- **Goal of the exercise**: Scan the data below. Pull out each line where "this" occurs.

— START Available data —

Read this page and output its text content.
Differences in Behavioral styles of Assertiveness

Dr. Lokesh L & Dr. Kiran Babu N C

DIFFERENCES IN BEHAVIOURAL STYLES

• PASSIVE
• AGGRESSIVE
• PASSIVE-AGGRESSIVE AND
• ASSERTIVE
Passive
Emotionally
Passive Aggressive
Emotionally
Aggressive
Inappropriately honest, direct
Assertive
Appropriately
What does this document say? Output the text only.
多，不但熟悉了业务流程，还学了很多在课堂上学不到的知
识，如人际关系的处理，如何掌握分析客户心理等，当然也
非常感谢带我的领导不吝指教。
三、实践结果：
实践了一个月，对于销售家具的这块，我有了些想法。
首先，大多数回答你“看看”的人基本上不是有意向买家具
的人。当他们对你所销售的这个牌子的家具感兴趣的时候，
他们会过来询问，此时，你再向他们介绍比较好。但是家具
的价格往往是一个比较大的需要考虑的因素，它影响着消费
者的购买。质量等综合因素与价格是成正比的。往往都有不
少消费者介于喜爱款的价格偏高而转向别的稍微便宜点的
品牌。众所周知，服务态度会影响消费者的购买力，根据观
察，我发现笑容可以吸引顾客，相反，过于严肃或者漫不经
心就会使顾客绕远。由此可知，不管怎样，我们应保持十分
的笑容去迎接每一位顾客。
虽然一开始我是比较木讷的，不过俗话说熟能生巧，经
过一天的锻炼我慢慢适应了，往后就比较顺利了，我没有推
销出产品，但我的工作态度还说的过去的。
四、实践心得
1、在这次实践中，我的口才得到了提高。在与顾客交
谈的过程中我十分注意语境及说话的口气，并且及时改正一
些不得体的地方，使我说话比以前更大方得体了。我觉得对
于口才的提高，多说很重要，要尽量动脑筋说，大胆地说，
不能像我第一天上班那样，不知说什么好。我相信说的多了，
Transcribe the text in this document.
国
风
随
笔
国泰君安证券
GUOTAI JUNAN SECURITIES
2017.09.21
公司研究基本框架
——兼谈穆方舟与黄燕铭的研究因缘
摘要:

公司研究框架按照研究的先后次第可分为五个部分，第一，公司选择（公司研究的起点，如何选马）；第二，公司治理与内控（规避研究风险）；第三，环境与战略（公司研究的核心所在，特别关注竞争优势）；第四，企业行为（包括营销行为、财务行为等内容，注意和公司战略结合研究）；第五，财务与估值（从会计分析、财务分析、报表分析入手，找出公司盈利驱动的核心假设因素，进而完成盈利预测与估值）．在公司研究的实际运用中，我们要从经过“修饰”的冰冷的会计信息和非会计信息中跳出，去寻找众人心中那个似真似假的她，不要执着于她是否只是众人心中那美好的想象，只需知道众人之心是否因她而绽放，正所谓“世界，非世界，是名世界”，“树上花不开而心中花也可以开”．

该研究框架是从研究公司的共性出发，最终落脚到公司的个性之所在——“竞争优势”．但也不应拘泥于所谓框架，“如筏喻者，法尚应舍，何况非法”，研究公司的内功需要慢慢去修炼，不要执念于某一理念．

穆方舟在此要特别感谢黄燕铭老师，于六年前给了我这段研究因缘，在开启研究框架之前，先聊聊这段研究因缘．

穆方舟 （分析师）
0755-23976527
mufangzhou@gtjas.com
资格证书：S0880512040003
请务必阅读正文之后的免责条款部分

— END Available data —

- **Solved problem**:
Read this page and output its text content.
What does this document say? Output the text only.
Transcribe the text in this document.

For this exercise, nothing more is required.